## START Dataset rows

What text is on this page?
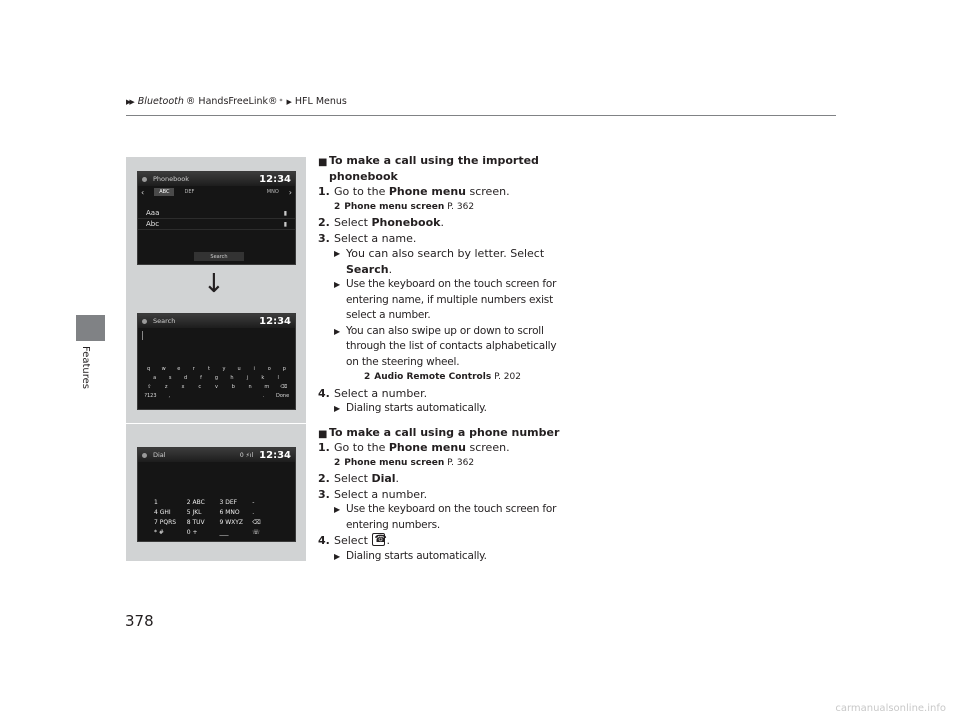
▶▶ Bluetooth ® HandsFreeLink® * ▶ HFL Menus
Features
Phonebook	12:34
‹	ABC	DEF	MNO ›
Aaa	▮
Abc	▮
Search
↓
Search	12:34
q	w	e	r	t	y	u	i	o	p
a	s	d	f	g	h	j	k	l
⇧	z	x	c	v	b	n	m	⌫
?123	,	.	Done
Dial	0 ⚡ıl 12:34
1	2 ABC	3 DEF	-
4 GHI	5 JKL	6 MNO	.
7 PQRS	8 TUV	9 WXYZ	⌫
* #	0 +	___	☏
■ To make a call using the imported phonebook
1. Go to the Phone menu screen.
2 Phone menu screen P. 362
2. Select Phonebook.
3. Select a name.
▶ You can also search by letter. Select Search.
▶ Use the keyboard on the touch screen for entering name, if multiple numbers exist select a number.
▶ You can also swipe up or down to scroll through the list of contacts alphabetically on the steering wheel.
2 Audio Remote Controls P. 202
4. Select a number.
▶ Dialing starts automatically.
■ To make a call using a phone number
1. Go to the Phone menu screen.
2 Phone menu screen P. 362
2. Select Dial.
3. Select a number.
▶ Use the keyboard on the touch screen for entering numbers.
4. Select ☎.
▶ Dialing starts automatically.
378
carmanualsonline.info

## END Dataset rows

* [Description of the task]
All of the material above should be reproduced exactly, except the pictures.

* [Response to this task]
What text is on this page?
▶▶ Bluetooth ® HandsFreeLink® * ▶ HFL Menus
Features
Phonebook	12:34
‹	ABC	DEF	MNO ›
Aaa	▮
Abc	▮
Search
↓
Search	12:34
q	w	e	r	t	y	u	i	o	p
a	s	d	f	g	h	j	k	l
⇧	z	x	c	v	b	n	m	⌫
?123	,	.	Done
Dial	0 ⚡ıl 12:34
1	2 ABC	3 DEF	-
4 GHI	5 JKL	6 MNO	.
7 PQRS	8 TUV	9 WXYZ	⌫
* #	0 +	___	☏
■ To make a call using the imported phonebook
1. Go to the Phone menu screen.
2 Phone menu screen P. 362
2. Select Phonebook.
3. Select a name.
▶ You can also search by letter. Select Search.
▶ Use the keyboard on the touch screen for entering name, if multiple numbers exist select a number.
▶ You can also swipe up or down to scroll through the list of contacts alphabetically on the steering wheel.
2 Audio Remote Controls P. 202
4. Select a number.
▶ Dialing starts automatically.
■ To make a call using a phone number
1. Go to the Phone menu screen.
2 Phone menu screen P. 362
2. Select Dial.
3. Select a number.
▶ Use the keyboard on the touch screen for entering numbers.
4. Select ☎.
▶ Dialing starts automatically.
378
carmanualsonline.info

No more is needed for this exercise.